Check each line of the material below for "color", then copy the ones that contain it.
— BEGIN —
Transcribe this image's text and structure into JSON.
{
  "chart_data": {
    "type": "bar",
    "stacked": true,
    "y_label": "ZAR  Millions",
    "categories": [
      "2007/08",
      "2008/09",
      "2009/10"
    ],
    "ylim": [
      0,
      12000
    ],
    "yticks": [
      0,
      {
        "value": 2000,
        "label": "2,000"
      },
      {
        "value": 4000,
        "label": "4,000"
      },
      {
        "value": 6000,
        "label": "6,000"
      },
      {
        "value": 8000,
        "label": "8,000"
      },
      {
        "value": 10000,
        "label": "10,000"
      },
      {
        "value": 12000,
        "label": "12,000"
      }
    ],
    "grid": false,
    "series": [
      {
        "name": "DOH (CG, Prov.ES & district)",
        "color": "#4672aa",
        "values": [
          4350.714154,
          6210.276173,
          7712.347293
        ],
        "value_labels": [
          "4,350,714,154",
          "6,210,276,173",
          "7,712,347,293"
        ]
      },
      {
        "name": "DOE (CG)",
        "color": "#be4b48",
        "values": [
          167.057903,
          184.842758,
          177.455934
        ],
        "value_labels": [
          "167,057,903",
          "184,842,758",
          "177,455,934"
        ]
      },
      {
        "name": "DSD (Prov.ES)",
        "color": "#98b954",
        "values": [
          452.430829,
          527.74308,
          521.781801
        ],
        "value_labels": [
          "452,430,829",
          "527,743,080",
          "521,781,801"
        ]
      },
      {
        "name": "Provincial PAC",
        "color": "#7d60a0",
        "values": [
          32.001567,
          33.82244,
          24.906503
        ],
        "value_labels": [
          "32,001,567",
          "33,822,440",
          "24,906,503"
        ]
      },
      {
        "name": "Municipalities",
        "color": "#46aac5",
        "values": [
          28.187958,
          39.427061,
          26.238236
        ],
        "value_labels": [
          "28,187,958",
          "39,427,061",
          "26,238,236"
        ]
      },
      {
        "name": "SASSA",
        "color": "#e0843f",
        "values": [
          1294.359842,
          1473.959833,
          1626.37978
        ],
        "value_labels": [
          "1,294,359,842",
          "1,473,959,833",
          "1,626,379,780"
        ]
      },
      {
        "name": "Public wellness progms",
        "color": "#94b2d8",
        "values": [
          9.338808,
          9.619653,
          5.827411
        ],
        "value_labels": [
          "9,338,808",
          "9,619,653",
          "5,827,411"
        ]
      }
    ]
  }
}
— END —
Answer to the exercise.
        "color": "#4672aa",
        "color": "#be4b48",
        "color": "#98b954",
        "color": "#7d60a0",
        "color": "#46aac5",
        "color": "#e0843f",
        "color": "#94b2d8",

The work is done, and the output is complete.